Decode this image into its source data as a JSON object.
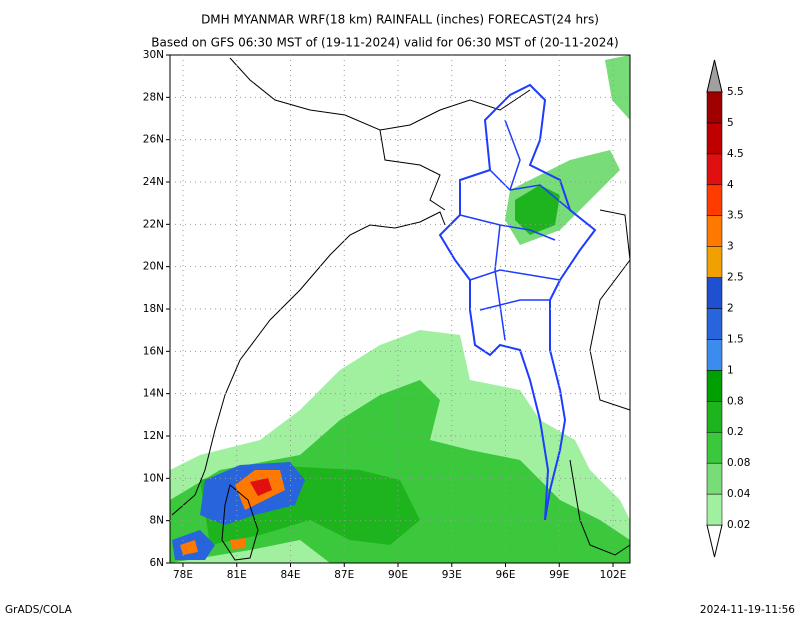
{
  "header": {
    "title": "DMH MYANMAR WRF(18 km) RAINFALL (inches) FORECAST(24 hrs)",
    "subtitle": "Based on GFS 06:30 MST of (19-11-2024) valid for 06:30 MST of (20-11-2024)"
  },
  "map": {
    "lat_labels": [
      "6N",
      "8N",
      "10N",
      "12N",
      "14N",
      "16N",
      "18N",
      "20N",
      "22N",
      "24N",
      "26N",
      "28N",
      "30N"
    ],
    "lon_labels": [
      "78E",
      "81E",
      "84E",
      "87E",
      "90E",
      "93E",
      "96E",
      "99E",
      "102E"
    ]
  },
  "colorbar": {
    "labels": [
      "0.02",
      "0.04",
      "0.08",
      "0.2",
      "0.8",
      "1",
      "1.5",
      "2",
      "2.5",
      "3",
      "3.5",
      "4",
      "4.5",
      "5",
      "5.5"
    ],
    "colors": [
      "#a0f0a0",
      "#78dc78",
      "#3cc83c",
      "#1eb41e",
      "#00a000",
      "#3c8cf0",
      "#2864dc",
      "#1e50d0",
      "#f0a000",
      "#ff7800",
      "#ff3c00",
      "#e01010",
      "#c00000",
      "#a00000"
    ]
  },
  "footer": {
    "left": "GrADS/COLA",
    "right": "2024-11-19-11:56"
  }
}
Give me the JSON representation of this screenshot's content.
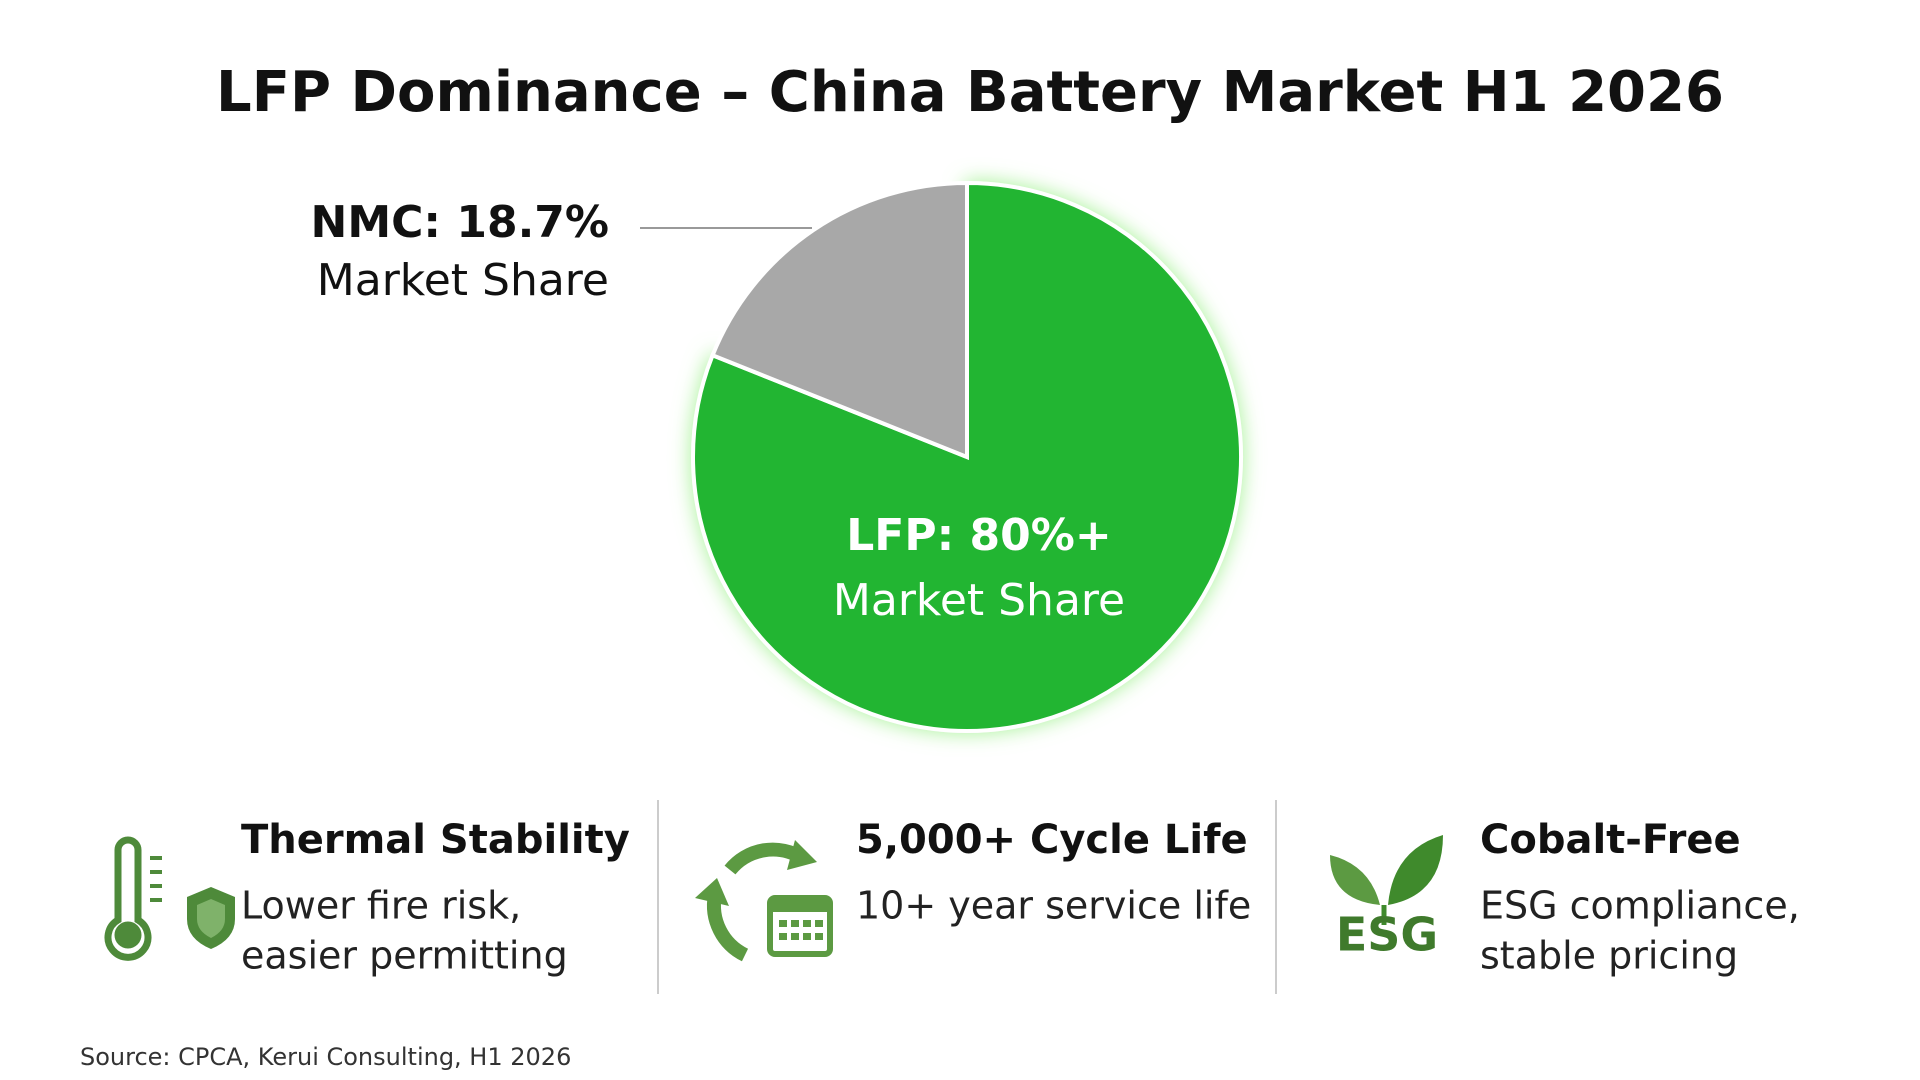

++++

■ To be done
Examine the records and pull out every line where the string "this" occurs.

■ Correct result
Decode this image into its source data as a JSON object.
Give me the JSON representation of this screenshot's content.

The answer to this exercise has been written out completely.